---- Source data

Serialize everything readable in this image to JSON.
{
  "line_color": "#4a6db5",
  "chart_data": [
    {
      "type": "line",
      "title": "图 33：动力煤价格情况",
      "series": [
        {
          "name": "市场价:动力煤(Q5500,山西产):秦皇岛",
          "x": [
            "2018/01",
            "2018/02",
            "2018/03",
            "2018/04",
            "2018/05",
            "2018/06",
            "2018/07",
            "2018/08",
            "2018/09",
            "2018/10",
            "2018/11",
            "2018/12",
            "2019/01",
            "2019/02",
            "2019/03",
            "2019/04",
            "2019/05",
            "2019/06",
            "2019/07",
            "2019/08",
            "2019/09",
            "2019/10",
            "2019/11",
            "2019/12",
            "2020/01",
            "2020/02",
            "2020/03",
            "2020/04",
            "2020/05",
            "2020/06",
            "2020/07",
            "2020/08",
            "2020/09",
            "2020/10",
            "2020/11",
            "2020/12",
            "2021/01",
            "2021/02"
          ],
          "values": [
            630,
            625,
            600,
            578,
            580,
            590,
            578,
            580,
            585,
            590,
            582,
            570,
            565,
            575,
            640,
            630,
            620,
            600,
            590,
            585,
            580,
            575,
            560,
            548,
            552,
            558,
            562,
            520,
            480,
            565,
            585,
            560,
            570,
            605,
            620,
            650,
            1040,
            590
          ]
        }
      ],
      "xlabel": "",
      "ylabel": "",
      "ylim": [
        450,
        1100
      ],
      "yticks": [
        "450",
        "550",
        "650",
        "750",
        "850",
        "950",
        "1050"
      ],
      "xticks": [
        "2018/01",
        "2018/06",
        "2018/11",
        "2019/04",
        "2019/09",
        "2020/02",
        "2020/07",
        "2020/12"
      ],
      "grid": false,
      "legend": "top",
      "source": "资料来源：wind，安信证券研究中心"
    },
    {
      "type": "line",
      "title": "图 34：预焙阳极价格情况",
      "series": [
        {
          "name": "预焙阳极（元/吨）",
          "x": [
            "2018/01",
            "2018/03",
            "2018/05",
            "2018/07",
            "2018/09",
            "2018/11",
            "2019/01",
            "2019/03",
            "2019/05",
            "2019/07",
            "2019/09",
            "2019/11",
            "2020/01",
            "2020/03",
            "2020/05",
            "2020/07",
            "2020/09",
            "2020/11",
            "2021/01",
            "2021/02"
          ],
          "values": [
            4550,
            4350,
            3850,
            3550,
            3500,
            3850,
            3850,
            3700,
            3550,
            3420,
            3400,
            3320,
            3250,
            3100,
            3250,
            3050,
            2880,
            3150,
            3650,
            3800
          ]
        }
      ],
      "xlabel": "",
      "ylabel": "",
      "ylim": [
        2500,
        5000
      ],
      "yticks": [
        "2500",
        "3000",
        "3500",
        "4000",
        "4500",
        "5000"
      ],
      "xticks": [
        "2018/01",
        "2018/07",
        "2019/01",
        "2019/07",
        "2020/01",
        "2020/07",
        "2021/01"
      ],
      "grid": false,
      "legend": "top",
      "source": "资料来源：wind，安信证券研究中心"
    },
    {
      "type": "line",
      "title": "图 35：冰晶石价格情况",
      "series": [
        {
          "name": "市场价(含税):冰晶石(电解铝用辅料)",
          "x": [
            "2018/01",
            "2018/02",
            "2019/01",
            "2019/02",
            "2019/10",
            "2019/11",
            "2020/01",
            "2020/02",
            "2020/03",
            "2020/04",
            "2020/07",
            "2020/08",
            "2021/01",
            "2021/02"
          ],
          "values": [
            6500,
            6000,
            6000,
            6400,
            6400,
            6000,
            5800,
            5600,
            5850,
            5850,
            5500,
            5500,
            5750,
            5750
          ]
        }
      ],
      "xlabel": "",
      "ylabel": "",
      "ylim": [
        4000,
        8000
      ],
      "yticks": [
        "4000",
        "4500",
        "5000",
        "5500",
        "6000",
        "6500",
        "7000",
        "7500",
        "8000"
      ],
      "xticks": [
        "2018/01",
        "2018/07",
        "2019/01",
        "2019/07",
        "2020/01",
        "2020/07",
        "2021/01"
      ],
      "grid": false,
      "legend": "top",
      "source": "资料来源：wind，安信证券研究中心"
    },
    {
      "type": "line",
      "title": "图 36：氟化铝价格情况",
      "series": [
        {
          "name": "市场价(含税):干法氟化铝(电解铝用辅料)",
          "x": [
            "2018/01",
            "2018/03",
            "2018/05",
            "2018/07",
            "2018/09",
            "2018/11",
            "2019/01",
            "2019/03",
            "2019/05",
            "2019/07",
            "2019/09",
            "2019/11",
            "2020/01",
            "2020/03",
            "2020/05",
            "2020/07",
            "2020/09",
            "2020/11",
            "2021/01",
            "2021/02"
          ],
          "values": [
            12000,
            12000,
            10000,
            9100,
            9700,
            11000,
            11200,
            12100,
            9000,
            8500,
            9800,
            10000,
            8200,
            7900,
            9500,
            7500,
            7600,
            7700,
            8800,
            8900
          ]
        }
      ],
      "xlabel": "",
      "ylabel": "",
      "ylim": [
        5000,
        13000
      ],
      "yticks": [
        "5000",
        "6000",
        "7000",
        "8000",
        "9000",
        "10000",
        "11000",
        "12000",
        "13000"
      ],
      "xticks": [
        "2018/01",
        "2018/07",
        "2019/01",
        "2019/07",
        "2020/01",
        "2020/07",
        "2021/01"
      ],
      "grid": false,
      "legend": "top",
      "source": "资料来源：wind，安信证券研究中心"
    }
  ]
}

--------

*The problem*: Repeat the listing exactly, from its first line to its last.

*Response to this task*:
Serialize everything readable in this image to JSON.
{
  "line_color": "#4a6db5",
  "chart_data": [
    {
      "type": "line",
      "title": "图 33：动力煤价格情况",
      "series": [
        {
          "name": "市场价:动力煤(Q5500,山西产):秦皇岛",
          "x": [
            "2018/01",
            "2018/02",
            "2018/03",
            "2018/04",
            "2018/05",
            "2018/06",
            "2018/07",
            "2018/08",
            "2018/09",
            "2018/10",
            "2018/11",
            "2018/12",
            "2019/01",
            "2019/02",
            "2019/03",
            "2019/04",
            "2019/05",
            "2019/06",
            "2019/07",
            "2019/08",
            "2019/09",
            "2019/10",
            "2019/11",
            "2019/12",
            "2020/01",
            "2020/02",
            "2020/03",
            "2020/04",
            "2020/05",
            "2020/06",
            "2020/07",
            "2020/08",
            "2020/09",
            "2020/10",
            "2020/11",
            "2020/12",
            "2021/01",
            "2021/02"
          ],
          "values": [
            630,
            625,
            600,
            578,
            580,
            590,
            578,
            580,
            585,
            590,
            582,
            570,
            565,
            575,
            640,
            630,
            620,
            600,
            590,
            585,
            580,
            575,
            560,
            548,
            552,
            558,
            562,
            520,
            480,
            565,
            585,
            560,
            570,
            605,
            620,
            650,
            1040,
            590
          ]
        }
      ],
      "xlabel": "",
      "ylabel": "",
      "ylim": [
        450,
        1100
      ],
      "yticks": [
        "450",
        "550",
        "650",
        "750",
        "850",
        "950",
        "1050"
      ],
      "xticks": [
        "2018/01",
        "2018/06",
        "2018/11",
        "2019/04",
        "2019/09",
        "2020/02",
        "2020/07",
        "2020/12"
      ],
      "grid": false,
      "legend": "top",
      "source": "资料来源：wind，安信证券研究中心"
    },
    {
      "type": "line",
      "title": "图 34：预焙阳极价格情况",
      "series": [
        {
          "name": "预焙阳极（元/吨）",
          "x": [
            "2018/01",
            "2018/03",
            "2018/05",
            "2018/07",
            "2018/09",
            "2018/11",
            "2019/01",
            "2019/03",
            "2019/05",
            "2019/07",
            "2019/09",
            "2019/11",
            "2020/01",
            "2020/03",
            "2020/05",
            "2020/07",
            "2020/09",
            "2020/11",
            "2021/01",
            "2021/02"
          ],
          "values": [
            4550,
            4350,
            3850,
            3550,
            3500,
            3850,
            3850,
            3700,
            3550,
            3420,
            3400,
            3320,
            3250,
            3100,
            3250,
            3050,
            2880,
            3150,
            3650,
            3800
          ]
        }
      ],
      "xlabel": "",
      "ylabel": "",
      "ylim": [
        2500,
        5000
      ],
      "yticks": [
        "2500",
        "3000",
        "3500",
        "4000",
        "4500",
        "5000"
      ],
      "xticks": [
        "2018/01",
        "2018/07",
        "2019/01",
        "2019/07",
        "2020/01",
        "2020/07",
        "2021/01"
      ],
      "grid": false,
      "legend": "top",
      "source": "资料来源：wind，安信证券研究中心"
    },
    {
      "type": "line",
      "title": "图 35：冰晶石价格情况",
      "series": [
        {
          "name": "市场价(含税):冰晶石(电解铝用辅料)",
          "x": [
            "2018/01",
            "2018/02",
            "2019/01",
            "2019/02",
            "2019/10",
            "2019/11",
            "2020/01",
            "2020/02",
            "2020/03",
            "2020/04",
            "2020/07",
            "2020/08",
            "2021/01",
            "2021/02"
          ],
          "values": [
            6500,
            6000,
            6000,
            6400,
            6400,
            6000,
            5800,
            5600,
            5850,
            5850,
            5500,
            5500,
            5750,
            5750
          ]
        }
      ],
      "xlabel": "",
      "ylabel": "",
      "ylim": [
        4000,
        8000
      ],
      "yticks": [
        "4000",
        "4500",
        "5000",
        "5500",
        "6000",
        "6500",
        "7000",
        "7500",
        "8000"
      ],
      "xticks": [
        "2018/01",
        "2018/07",
        "2019/01",
        "2019/07",
        "2020/01",
        "2020/07",
        "2021/01"
      ],
      "grid": false,
      "legend": "top",
      "source": "资料来源：wind，安信证券研究中心"
    },
    {
      "type": "line",
      "title": "图 36：氟化铝价格情况",
      "series": [
        {
          "name": "市场价(含税):干法氟化铝(电解铝用辅料)",
          "x": [
            "2018/01",
            "2018/03",
            "2018/05",
            "2018/07",
            "2018/09",
            "2018/11",
            "2019/01",
            "2019/03",
            "2019/05",
            "2019/07",
            "2019/09",
            "2019/11",
            "2020/01",
            "2020/03",
            "2020/05",
            "2020/07",
            "2020/09",
            "2020/11",
            "2021/01",
            "2021/02"
          ],
          "values": [
            12000,
            12000,
            10000,
            9100,
            9700,
            11000,
            11200,
            12100,
            9000,
            8500,
            9800,
            10000,
            8200,
            7900,
            9500,
            7500,
            7600,
            7700,
            8800,
            8900
          ]
        }
      ],
      "xlabel": "",
      "ylabel": "",
      "ylim": [
        5000,
        13000
      ],
      "yticks": [
        "5000",
        "6000",
        "7000",
        "8000",
        "9000",
        "10000",
        "11000",
        "12000",
        "13000"
      ],
      "xticks": [
        "2018/01",
        "2018/07",
        "2019/01",
        "2019/07",
        "2020/01",
        "2020/07",
        "2021/01"
      ],
      "grid": false,
      "legend": "top",
      "source": "资料来源：wind，安信证券研究中心"
    }
  ]
}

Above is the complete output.